* TASK DESCRIPTION *
Return the entries below verbatim. Pictures stay out.

* DATA *
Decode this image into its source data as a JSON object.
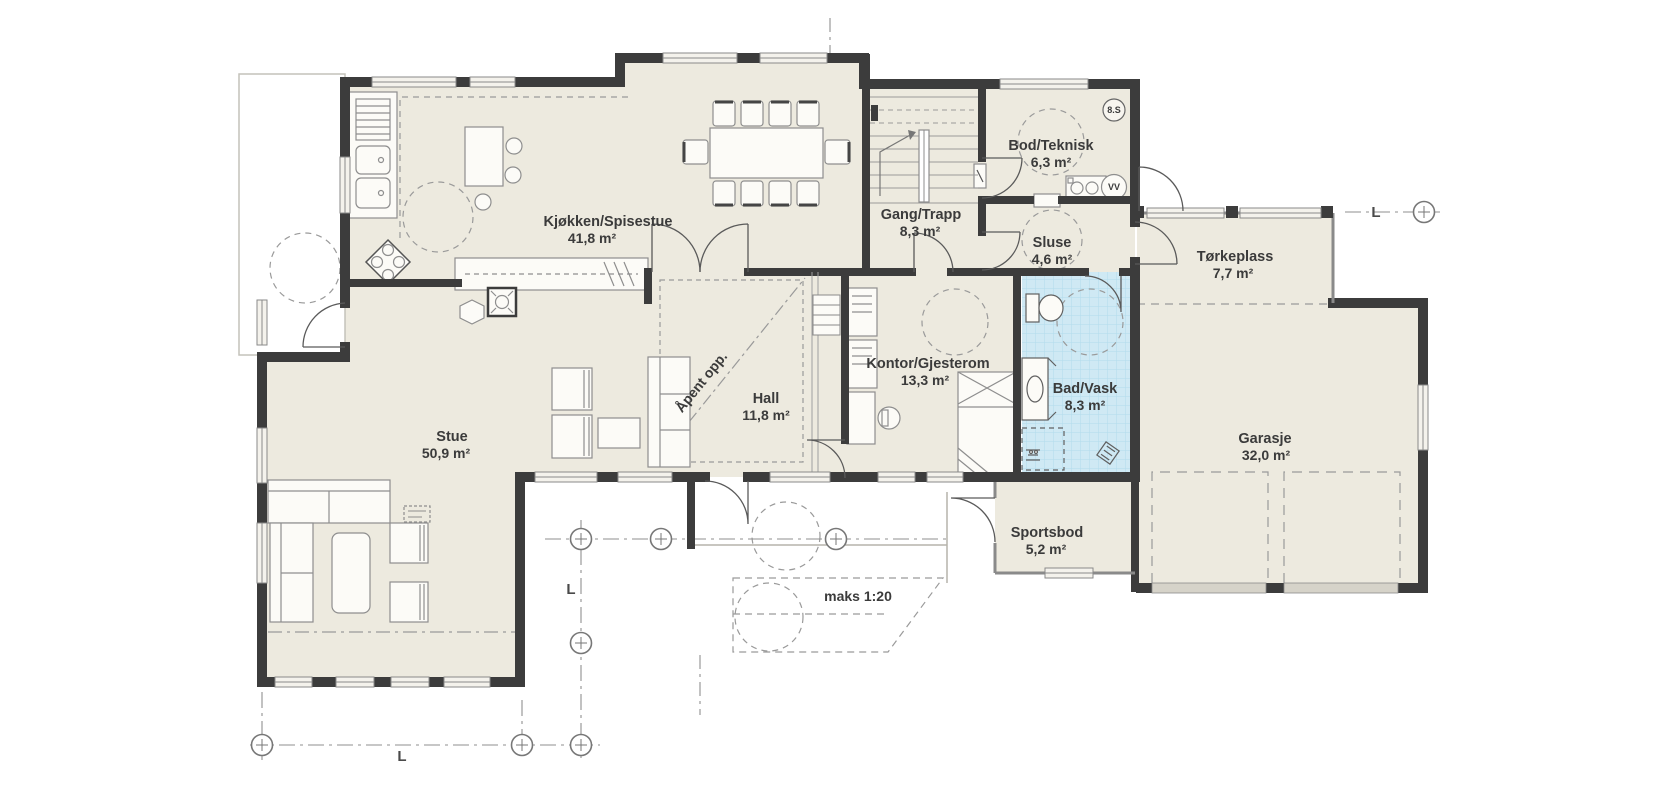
{
  "plan": {
    "type": "floor-plan",
    "rooms": {
      "kjokken": {
        "name": "Kjøkken/Spisestue",
        "area": "41,8 m²"
      },
      "gang": {
        "name": "Gang/Trapp",
        "area": "8,3 m²"
      },
      "bod": {
        "name": "Bod/Teknisk",
        "area": "6,3 m²"
      },
      "sluse": {
        "name": "Sluse",
        "area": "4,6 m²"
      },
      "torkeplass": {
        "name": "Tørkeplass",
        "area": "7,7 m²"
      },
      "hall": {
        "name": "Hall",
        "area": "11,8 m²"
      },
      "kontor": {
        "name": "Kontor/Gjesterom",
        "area": "13,3 m²"
      },
      "bad": {
        "name": "Bad/Vask",
        "area": "8,3 m²"
      },
      "stue": {
        "name": "Stue",
        "area": "50,9 m²"
      },
      "garasje": {
        "name": "Garasje",
        "area": "32,0 m²"
      },
      "sportsbod": {
        "name": "Sportsbod",
        "area": "5,2 m²"
      }
    },
    "annotations": {
      "open_above": "Åpent opp.",
      "ramp_slope": "maks 1:20",
      "section_badge": "8.S",
      "water_heater": "VV",
      "grid_label": "L"
    },
    "colors": {
      "background": "#ffffff",
      "floor": "#edeadf",
      "wall": "#3c3c3c",
      "bath_tile": "#cfe9f4",
      "bath_tile_line": "#b2dcec",
      "drawing_line": "#8a8a8a"
    }
  }
}
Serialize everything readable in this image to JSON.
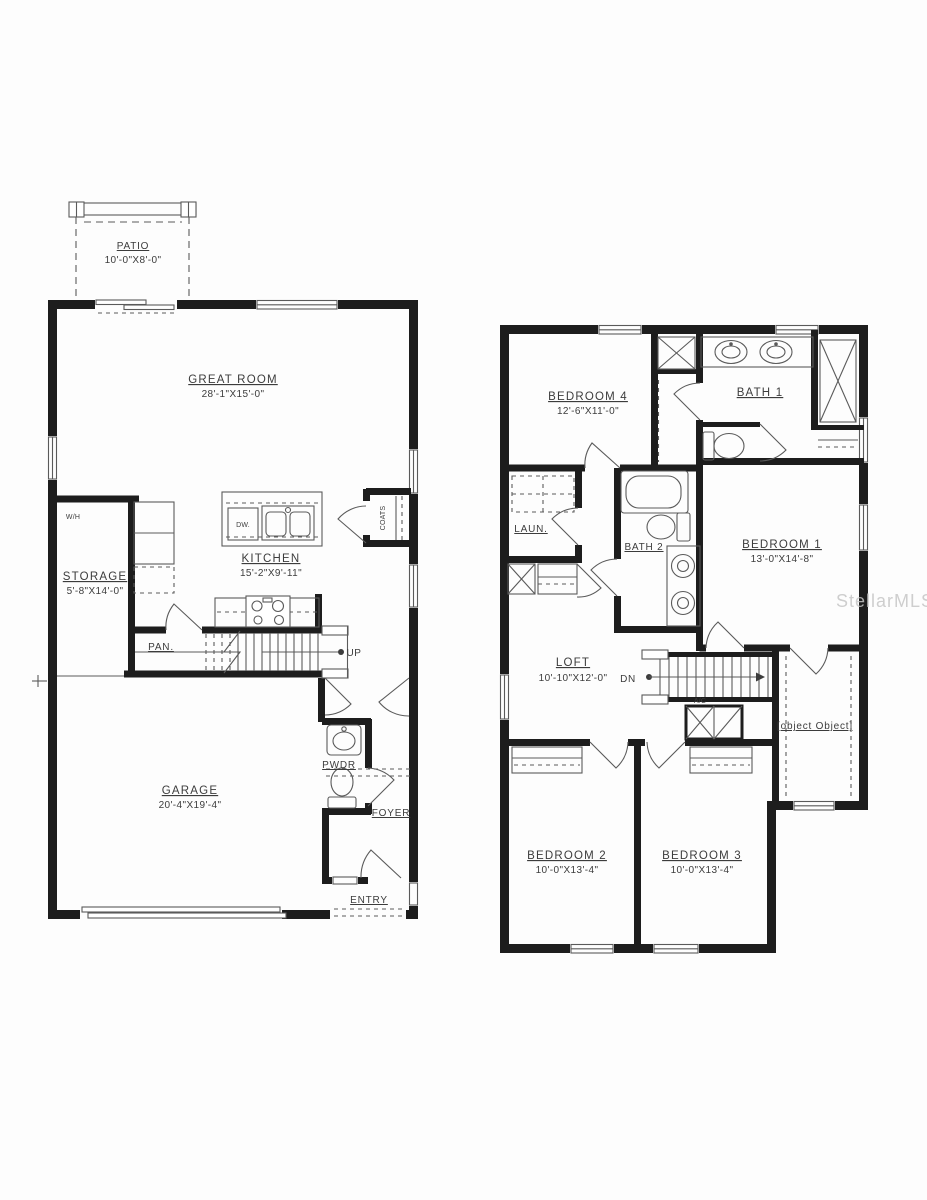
{
  "watermark": "StellarMLS",
  "ff": {
    "patio": {
      "name": "PATIO",
      "dims": "10'-0\"X8'-0\""
    },
    "great_room": {
      "name": "GREAT ROOM",
      "dims": "28'-1\"X15'-0\""
    },
    "kitchen": {
      "name": "KITCHEN",
      "dims": "15'-2\"X9'-11\""
    },
    "storage": {
      "name": "STORAGE",
      "dims": "5'-8\"X14'-0\""
    },
    "garage": {
      "name": "GARAGE",
      "dims": "20'-4\"X19'-4\""
    },
    "pantry": "PAN.",
    "up": "UP",
    "pwdr": "PWDR",
    "foyer": "FOYER",
    "entry": "ENTRY",
    "coats": "COATS",
    "water_heater": "W/H",
    "dishwasher": "DW."
  },
  "sf": {
    "bedroom4": {
      "name": "BEDROOM 4",
      "dims": "12'-6\"X11'-0\""
    },
    "bath1": {
      "name": "BATH 1"
    },
    "bedroom1": {
      "name": "BEDROOM 1",
      "dims": "13'-0\"X14'-8\""
    },
    "laundry": {
      "name": "LAUN."
    },
    "bath2": {
      "name": "BATH 2"
    },
    "loft": {
      "name": "LOFT",
      "dims": "10'-10\"X12'-0\""
    },
    "wic": {
      "name": "W.I.C."
    },
    "bedroom2": {
      "name": "BEDROOM 2",
      "dims": "10'-0\"X13'-4\""
    },
    "bedroom3": {
      "name": "BEDROOM 3",
      "dims": "10'-0\"X13'-4\""
    },
    "dn": "DN",
    "ac": "A/C"
  }
}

* WRITTEN RESPONSE *
Decode this image into its source data as a JSON object.
{
  "plan": {
    "type": "floor-plan",
    "rooms": {
      "kjokken": {
        "name": "Kjøkken/Spisestue",
        "area": "41,8 m²"
      },
      "gang": {
        "name": "Gang/Trapp",
        "area": "8,3 m²"
      },
      "bod": {
        "name": "Bod/Teknisk",
        "area": "6,3 m²"
      },
      "sluse": {
        "name": "Sluse",
        "area": "4,6 m²"
      },
      "torkeplass": {
        "name": "Tørkeplass",
        "area": "7,7 m²"
      },
      "hall": {
        "name": "Hall",
        "area": "11,8 m²"
      },
      "kontor": {
        "name": "Kontor/Gjesterom",
        "area": "13,3 m²"
      },
      "bad": {
        "name": "Bad/Vask",
        "area": "8,3 m²"
      },
      "stue": {
        "name": "Stue",
        "area": "50,9 m²"
      },
      "garasje": {
        "name": "Garasje",
        "area": "32,0 m²"
      },
      "sportsbod": {
        "name": "Sportsbod",
        "area": "5,2 m²"
      }
    },
    "annotations": {
      "open_above": "Åpent opp.",
      "ramp_slope": "maks 1:20",
      "section_badge": "8.S",
      "water_heater": "VV",
      "grid_label": "L"
    },
    "colors": {
      "background": "#ffffff",
      "floor": "#edeadf",
      "wall": "#3c3c3c",
      "bath_tile": "#cfe9f4",
      "bath_tile_line": "#b2dcec",
      "drawing_line": "#8a8a8a"
    }
  }
}
Serialize everything readable in this image to JSON.
{
  "watermark": "StellarMLS",
  "ff": {
    "patio": {
      "name": "PATIO",
      "dims": "10'-0\"X8'-0\""
    },
    "great_room": {
      "name": "GREAT ROOM",
      "dims": "28'-1\"X15'-0\""
    },
    "kitchen": {
      "name": "KITCHEN",
      "dims": "15'-2\"X9'-11\""
    },
    "storage": {
      "name": "STORAGE",
      "dims": "5'-8\"X14'-0\""
    },
    "garage": {
      "name": "GARAGE",
      "dims": "20'-4\"X19'-4\""
    },
    "pantry": "PAN.",
    "up": "UP",
    "pwdr": "PWDR",
    "foyer": "FOYER",
    "entry": "ENTRY",
    "coats": "COATS",
    "water_heater": "W/H",
    "dishwasher": "DW."
  },
  "sf": {
    "bedroom4": {
      "name": "BEDROOM 4",
      "dims": "12'-6\"X11'-0\""
    },
    "bath1": {
      "name": "BATH 1"
    },
    "bedroom1": {
      "name": "BEDROOM 1",
      "dims": "13'-0\"X14'-8\""
    },
    "laundry": {
      "name": "LAUN."
    },
    "bath2": {
      "name": "BATH 2"
    },
    "loft": {
      "name": "LOFT",
      "dims": "10'-10\"X12'-0\""
    },
    "wic": {
      "name": "W.I.C."
    },
    "bedroom2": {
      "name": "BEDROOM 2",
      "dims": "10'-0\"X13'-4\""
    },
    "bedroom3": {
      "name": "BEDROOM 3",
      "dims": "10'-0\"X13'-4\""
    },
    "dn": "DN",
    "ac": "A/C"
  }
}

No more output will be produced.